◆ Data records
* BEGIN *
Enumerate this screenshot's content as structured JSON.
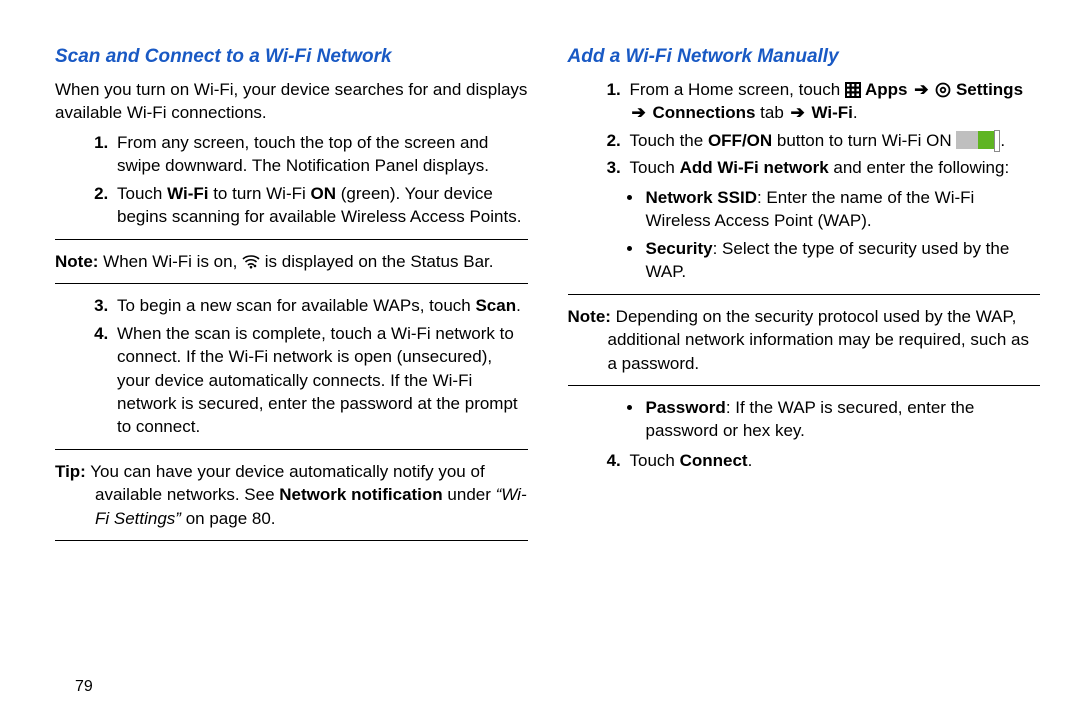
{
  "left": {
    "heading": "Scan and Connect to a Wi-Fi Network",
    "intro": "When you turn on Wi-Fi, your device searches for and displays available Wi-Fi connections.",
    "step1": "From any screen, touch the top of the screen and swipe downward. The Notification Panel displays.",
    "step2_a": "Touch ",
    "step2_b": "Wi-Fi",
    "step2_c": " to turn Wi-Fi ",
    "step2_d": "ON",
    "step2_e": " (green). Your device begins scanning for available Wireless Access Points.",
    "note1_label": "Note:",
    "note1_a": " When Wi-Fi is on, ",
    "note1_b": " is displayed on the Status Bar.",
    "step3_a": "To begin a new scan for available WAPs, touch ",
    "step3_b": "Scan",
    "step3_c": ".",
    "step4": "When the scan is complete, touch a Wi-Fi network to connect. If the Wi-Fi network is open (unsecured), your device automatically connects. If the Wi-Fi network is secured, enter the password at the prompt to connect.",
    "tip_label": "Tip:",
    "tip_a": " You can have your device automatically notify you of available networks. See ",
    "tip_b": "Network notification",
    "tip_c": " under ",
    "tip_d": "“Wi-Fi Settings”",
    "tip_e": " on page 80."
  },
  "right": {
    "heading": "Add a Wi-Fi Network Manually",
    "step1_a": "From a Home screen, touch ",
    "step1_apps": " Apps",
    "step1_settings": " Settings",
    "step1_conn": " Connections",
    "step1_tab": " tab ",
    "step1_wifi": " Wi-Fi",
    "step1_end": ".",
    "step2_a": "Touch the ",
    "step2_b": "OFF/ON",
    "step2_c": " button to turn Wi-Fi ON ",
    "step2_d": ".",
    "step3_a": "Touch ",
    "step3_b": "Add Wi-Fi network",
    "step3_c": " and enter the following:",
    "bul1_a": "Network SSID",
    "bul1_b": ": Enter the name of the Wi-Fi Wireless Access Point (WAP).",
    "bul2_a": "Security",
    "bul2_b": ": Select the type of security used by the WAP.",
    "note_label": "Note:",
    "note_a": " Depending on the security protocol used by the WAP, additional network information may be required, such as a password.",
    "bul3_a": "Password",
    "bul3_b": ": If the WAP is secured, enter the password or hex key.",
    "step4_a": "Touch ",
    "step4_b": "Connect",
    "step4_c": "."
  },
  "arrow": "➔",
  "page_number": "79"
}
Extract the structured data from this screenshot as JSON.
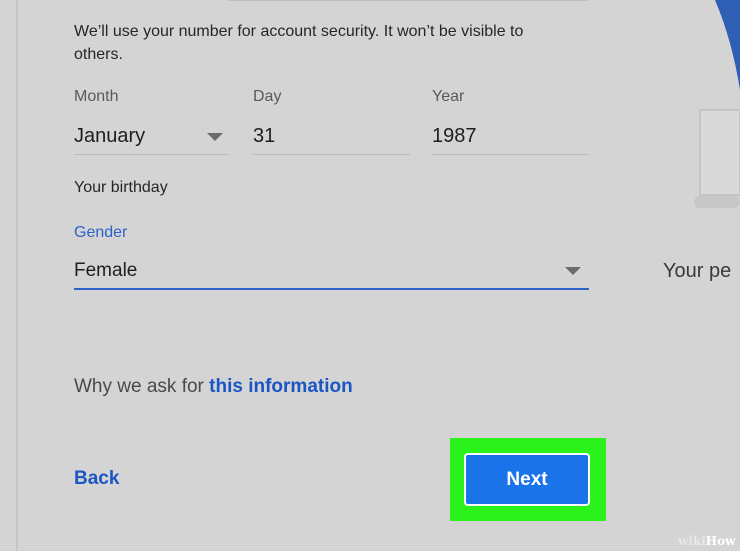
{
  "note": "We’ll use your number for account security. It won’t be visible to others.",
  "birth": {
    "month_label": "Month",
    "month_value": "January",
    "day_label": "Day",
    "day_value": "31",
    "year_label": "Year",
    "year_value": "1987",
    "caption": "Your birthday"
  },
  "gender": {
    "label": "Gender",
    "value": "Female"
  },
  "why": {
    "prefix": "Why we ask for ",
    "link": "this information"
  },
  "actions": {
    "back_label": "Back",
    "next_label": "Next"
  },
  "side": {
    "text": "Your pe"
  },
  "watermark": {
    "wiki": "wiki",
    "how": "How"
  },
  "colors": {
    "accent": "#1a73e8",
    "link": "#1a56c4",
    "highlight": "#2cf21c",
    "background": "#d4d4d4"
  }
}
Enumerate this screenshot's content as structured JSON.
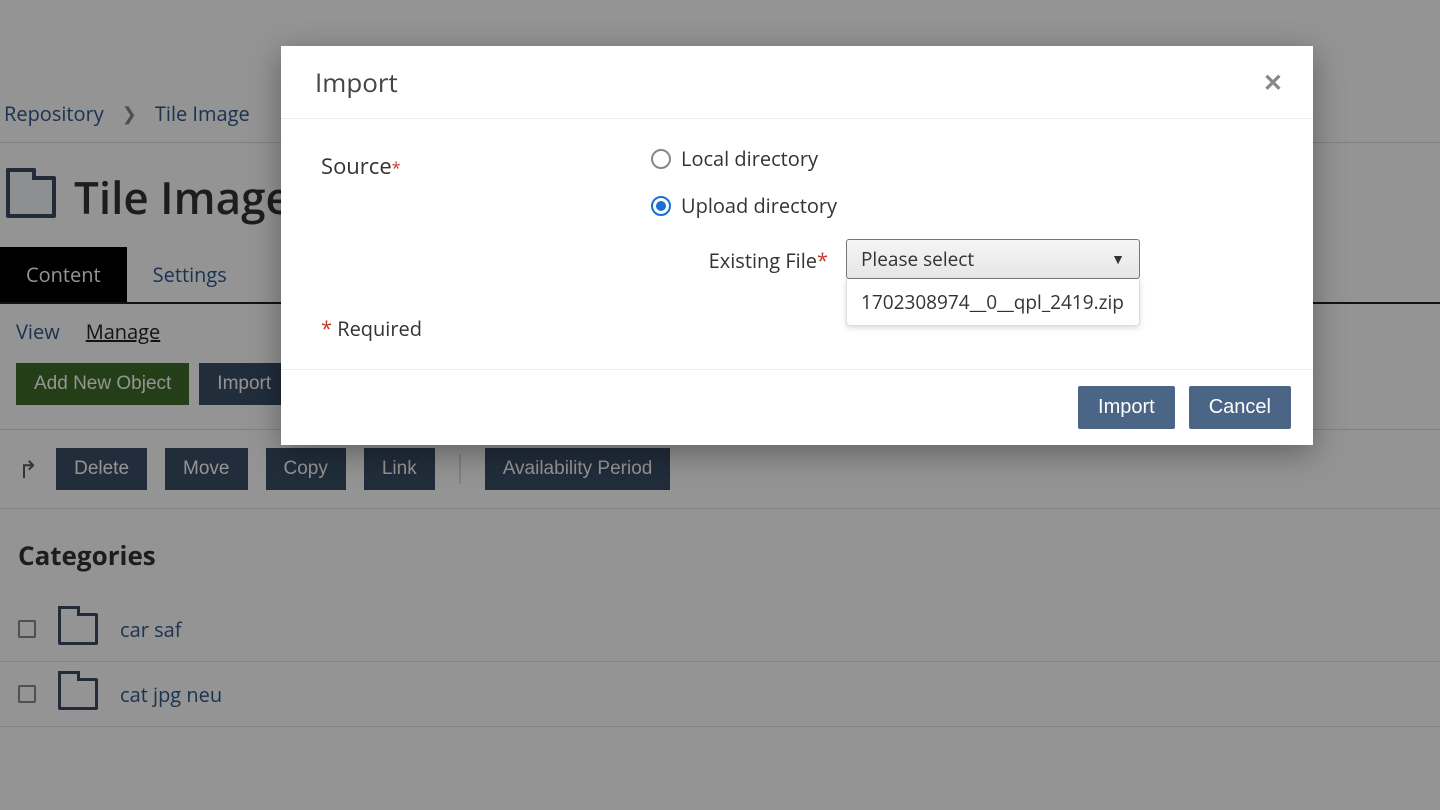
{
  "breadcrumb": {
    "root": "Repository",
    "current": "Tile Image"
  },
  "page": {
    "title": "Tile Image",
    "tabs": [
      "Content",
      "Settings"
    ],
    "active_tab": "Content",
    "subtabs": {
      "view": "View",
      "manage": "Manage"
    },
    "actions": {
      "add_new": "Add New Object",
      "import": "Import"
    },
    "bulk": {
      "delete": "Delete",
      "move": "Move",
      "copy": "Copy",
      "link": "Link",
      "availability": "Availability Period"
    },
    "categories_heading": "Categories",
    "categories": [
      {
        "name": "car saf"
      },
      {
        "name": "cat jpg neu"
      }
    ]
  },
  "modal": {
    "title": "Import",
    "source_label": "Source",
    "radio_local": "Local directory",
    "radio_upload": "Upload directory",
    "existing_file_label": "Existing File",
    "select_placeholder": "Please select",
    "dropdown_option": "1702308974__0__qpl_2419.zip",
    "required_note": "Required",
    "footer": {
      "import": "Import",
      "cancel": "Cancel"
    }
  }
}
* END *
◆ STATED TASK
Copy the listing exactly. Any image in it stays out of the copy.

◆ TASK RESPONSE
Enumerate this screenshot's content as structured JSON.
{
  "left": {
    "heading": "Scan and Connect to a Wi-Fi Network",
    "intro": "When you turn on Wi-Fi, your device searches for and displays available Wi-Fi connections.",
    "step1": "From any screen, touch the top of the screen and swipe downward. The Notification Panel displays.",
    "step2_a": "Touch ",
    "step2_b": "Wi-Fi",
    "step2_c": " to turn Wi-Fi ",
    "step2_d": "ON",
    "step2_e": " (green). Your device begins scanning for available Wireless Access Points.",
    "note1_label": "Note:",
    "note1_a": " When Wi-Fi is on, ",
    "note1_b": " is displayed on the Status Bar.",
    "step3_a": "To begin a new scan for available WAPs, touch ",
    "step3_b": "Scan",
    "step3_c": ".",
    "step4": "When the scan is complete, touch a Wi-Fi network to connect. If the Wi-Fi network is open (unsecured), your device automatically connects. If the Wi-Fi network is secured, enter the password at the prompt to connect.",
    "tip_label": "Tip:",
    "tip_a": " You can have your device automatically notify you of available networks. See ",
    "tip_b": "Network notification",
    "tip_c": " under ",
    "tip_d": "“Wi-Fi Settings”",
    "tip_e": " on page 80."
  },
  "right": {
    "heading": "Add a Wi-Fi Network Manually",
    "step1_a": "From a Home screen, touch ",
    "step1_apps": " Apps",
    "step1_settings": " Settings",
    "step1_conn": " Connections",
    "step1_tab": " tab ",
    "step1_wifi": " Wi-Fi",
    "step1_end": ".",
    "step2_a": "Touch the ",
    "step2_b": "OFF/ON",
    "step2_c": " button to turn Wi-Fi ON ",
    "step2_d": ".",
    "step3_a": "Touch ",
    "step3_b": "Add Wi-Fi network",
    "step3_c": " and enter the following:",
    "bul1_a": "Network SSID",
    "bul1_b": ": Enter the name of the Wi-Fi Wireless Access Point (WAP).",
    "bul2_a": "Security",
    "bul2_b": ": Select the type of security used by the WAP.",
    "note_label": "Note:",
    "note_a": " Depending on the security protocol used by the WAP, additional network information may be required, such as a password.",
    "bul3_a": "Password",
    "bul3_b": ": If the WAP is secured, enter the password or hex key.",
    "step4_a": "Touch ",
    "step4_b": "Connect",
    "step4_c": "."
  },
  "arrow": "➔",
  "page_number": "79"
}
Extract the structured data from this screenshot as JSON.
{
  "note": "We’ll use your number for account security. It won’t be visible to others.",
  "birth": {
    "month_label": "Month",
    "month_value": "January",
    "day_label": "Day",
    "day_value": "31",
    "year_label": "Year",
    "year_value": "1987",
    "caption": "Your birthday"
  },
  "gender": {
    "label": "Gender",
    "value": "Female"
  },
  "why": {
    "prefix": "Why we ask for ",
    "link": "this information"
  },
  "actions": {
    "back_label": "Back",
    "next_label": "Next"
  },
  "side": {
    "text": "Your pe"
  },
  "watermark": {
    "wiki": "wiki",
    "how": "How"
  },
  "colors": {
    "accent": "#1a73e8",
    "link": "#1a56c4",
    "highlight": "#2cf21c",
    "background": "#d4d4d4"
  }
}
Enumerate this screenshot's content as structured JSON.
{
  "breadcrumb": {
    "root": "Repository",
    "current": "Tile Image"
  },
  "page": {
    "title": "Tile Image",
    "tabs": [
      "Content",
      "Settings"
    ],
    "active_tab": "Content",
    "subtabs": {
      "view": "View",
      "manage": "Manage"
    },
    "actions": {
      "add_new": "Add New Object",
      "import": "Import"
    },
    "bulk": {
      "delete": "Delete",
      "move": "Move",
      "copy": "Copy",
      "link": "Link",
      "availability": "Availability Period"
    },
    "categories_heading": "Categories",
    "categories": [
      {
        "name": "car saf"
      },
      {
        "name": "cat jpg neu"
      }
    ]
  },
  "modal": {
    "title": "Import",
    "source_label": "Source",
    "radio_local": "Local directory",
    "radio_upload": "Upload directory",
    "existing_file_label": "Existing File",
    "select_placeholder": "Please select",
    "dropdown_option": "1702308974__0__qpl_2419.zip",
    "required_note": "Required",
    "footer": {
      "import": "Import",
      "cancel": "Cancel"
    }
  }
}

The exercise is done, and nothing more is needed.